[ЦИТИРУЕМЫЙ ТЕКСТ]

----

В следующих строфах эта мелодия свободно варьируется, принимая различную выразительную окраску в зависимости от содержания текста. Так, в четвертой строфе обращают на себя внимание некоторые подчеркнуто экспрессивные обороты гармонии (большой септаккорд с увеличенным трезвучием в основании в такте 2, «рахманиновское» созвучие с уменьшенной квартой в такте 5). Драматизации повествования способствует выделение солирующих голосов, которым придается персонифицированный характер: тенор выступает в роли рассказчика, солирующее сопрано передает голос ангела. Завершается эта песня большой кодой, построенной на материале рефрена. Типично рахманиновский упругий маршевый ритм и постепенно развертывающееся динамическое нарастание создают иллюзию приближающегося шествия.

----

[ИСХОДНЫЕ ДАННЫЕ]
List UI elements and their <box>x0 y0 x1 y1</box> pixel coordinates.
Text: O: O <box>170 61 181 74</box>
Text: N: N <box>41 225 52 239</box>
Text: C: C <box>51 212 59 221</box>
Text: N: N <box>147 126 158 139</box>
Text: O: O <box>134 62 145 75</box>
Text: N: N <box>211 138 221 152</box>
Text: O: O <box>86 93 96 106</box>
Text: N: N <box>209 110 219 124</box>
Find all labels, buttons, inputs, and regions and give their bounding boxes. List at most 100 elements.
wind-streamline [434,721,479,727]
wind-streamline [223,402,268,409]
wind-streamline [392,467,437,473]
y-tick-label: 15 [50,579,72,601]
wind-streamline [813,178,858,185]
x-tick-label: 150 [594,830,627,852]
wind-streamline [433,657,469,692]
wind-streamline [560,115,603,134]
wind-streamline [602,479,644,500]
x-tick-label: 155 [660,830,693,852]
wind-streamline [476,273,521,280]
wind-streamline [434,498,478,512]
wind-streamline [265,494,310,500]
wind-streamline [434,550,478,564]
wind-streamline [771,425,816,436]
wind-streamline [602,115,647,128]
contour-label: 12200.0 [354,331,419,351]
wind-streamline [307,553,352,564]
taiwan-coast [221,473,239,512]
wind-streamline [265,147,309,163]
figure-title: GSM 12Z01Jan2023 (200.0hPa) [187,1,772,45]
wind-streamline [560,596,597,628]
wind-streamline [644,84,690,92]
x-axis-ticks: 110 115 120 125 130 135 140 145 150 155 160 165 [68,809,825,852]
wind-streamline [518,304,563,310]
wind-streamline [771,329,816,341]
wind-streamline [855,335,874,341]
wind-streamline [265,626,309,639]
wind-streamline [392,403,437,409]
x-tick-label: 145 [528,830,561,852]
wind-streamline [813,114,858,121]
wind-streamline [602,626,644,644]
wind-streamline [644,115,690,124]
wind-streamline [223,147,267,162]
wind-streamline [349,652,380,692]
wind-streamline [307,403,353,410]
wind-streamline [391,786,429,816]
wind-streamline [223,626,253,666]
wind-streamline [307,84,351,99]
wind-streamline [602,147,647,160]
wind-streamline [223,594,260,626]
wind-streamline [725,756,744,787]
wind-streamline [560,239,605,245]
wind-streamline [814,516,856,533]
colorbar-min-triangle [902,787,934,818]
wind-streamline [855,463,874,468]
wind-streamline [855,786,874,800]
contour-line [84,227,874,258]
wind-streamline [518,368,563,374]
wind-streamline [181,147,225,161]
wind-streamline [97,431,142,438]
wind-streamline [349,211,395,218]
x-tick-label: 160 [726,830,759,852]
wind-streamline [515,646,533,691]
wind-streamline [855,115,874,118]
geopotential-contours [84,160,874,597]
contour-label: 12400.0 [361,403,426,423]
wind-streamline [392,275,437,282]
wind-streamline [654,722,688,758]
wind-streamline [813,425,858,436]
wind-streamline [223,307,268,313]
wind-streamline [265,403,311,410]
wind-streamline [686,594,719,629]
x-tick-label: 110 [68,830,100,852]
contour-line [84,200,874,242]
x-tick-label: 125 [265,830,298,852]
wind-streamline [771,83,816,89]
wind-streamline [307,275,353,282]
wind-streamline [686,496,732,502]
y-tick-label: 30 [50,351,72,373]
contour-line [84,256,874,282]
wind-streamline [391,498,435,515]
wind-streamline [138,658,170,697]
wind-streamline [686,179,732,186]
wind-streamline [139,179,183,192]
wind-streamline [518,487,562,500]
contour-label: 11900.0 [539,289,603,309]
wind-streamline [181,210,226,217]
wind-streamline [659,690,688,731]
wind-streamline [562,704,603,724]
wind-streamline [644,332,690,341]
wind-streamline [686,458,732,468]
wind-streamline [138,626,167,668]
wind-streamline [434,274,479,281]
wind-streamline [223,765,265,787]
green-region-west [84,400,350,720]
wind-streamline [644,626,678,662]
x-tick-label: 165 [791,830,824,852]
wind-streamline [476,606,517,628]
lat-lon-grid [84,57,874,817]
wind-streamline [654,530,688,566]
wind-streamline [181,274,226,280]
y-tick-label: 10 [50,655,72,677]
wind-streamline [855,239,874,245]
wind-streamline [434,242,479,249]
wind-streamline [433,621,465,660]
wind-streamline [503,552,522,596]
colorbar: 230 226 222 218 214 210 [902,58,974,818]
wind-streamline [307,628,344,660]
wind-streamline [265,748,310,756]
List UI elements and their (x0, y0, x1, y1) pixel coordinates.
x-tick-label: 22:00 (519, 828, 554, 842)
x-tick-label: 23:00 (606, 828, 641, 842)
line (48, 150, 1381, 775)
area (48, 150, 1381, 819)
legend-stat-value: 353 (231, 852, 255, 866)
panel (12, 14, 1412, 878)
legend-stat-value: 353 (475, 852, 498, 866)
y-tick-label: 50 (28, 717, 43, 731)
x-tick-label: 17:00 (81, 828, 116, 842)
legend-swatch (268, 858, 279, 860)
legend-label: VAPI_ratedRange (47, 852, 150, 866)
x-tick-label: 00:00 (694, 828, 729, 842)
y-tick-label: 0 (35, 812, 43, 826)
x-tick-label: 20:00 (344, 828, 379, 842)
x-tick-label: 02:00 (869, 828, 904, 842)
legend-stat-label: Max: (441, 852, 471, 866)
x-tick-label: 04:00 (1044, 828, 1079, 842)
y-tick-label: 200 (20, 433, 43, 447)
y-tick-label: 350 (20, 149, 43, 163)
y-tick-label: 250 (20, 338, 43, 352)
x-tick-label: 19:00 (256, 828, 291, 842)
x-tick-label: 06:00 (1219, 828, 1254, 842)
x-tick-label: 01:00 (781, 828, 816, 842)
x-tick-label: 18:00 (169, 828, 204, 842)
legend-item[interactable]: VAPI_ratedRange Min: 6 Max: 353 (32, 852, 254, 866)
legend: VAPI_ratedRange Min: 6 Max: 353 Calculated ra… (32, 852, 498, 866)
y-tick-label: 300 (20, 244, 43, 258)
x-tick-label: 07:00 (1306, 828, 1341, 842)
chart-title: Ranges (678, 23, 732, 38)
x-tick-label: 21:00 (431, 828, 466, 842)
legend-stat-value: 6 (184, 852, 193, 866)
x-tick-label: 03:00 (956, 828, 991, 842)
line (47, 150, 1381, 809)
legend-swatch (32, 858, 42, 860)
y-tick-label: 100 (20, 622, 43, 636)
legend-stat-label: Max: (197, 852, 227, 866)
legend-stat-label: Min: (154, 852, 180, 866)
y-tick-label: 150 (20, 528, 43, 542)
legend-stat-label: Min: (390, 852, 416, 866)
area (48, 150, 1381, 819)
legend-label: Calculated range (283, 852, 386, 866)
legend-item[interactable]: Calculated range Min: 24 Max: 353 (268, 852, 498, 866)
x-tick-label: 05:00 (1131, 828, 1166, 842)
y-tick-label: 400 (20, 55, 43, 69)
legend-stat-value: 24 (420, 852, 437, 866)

----

[ЗАДАЧИ]
(1) Какой голос в отрывке о песне выступает в роли рассказчика?
(2) Выпишите из отрывка о песне без изменений всё, начиная со слов «В следующих строфах» и до слов «иллюзию приближающегося шествия.» включительно.
Данные никак не связаны с текстом.

[ОТВЕТЫ ПО ЗАДАНИЯМ]
(1) В роли рассказчика выступает тенор.

(2)
В следующих строфах эта мелодия свободно варьируется, принимая различную выразительную окраску в зависимости от содержания текста. Так, в четвертой строфе обращают на себя внимание некоторые подчеркнуто экспрессивные обороты гармонии (большой септаккорд с увеличенным трезвучием в основании в такте 2, «рахманиновское» созвучие с уменьшенной квартой в такте 5). Драматизации повествования способствует выделение солирующих голосов, которым придается персонифицированный характер: тенор выступает в роли рассказчика, солирующее сопрано передает голос ангела. Завершается эта песня большой кодой, построенной на материале рефрена. Типично рахманиновский упругий маршевый ритм и постепенно развертывающееся динамическое нарастание создают иллюзию приближающегося шествия.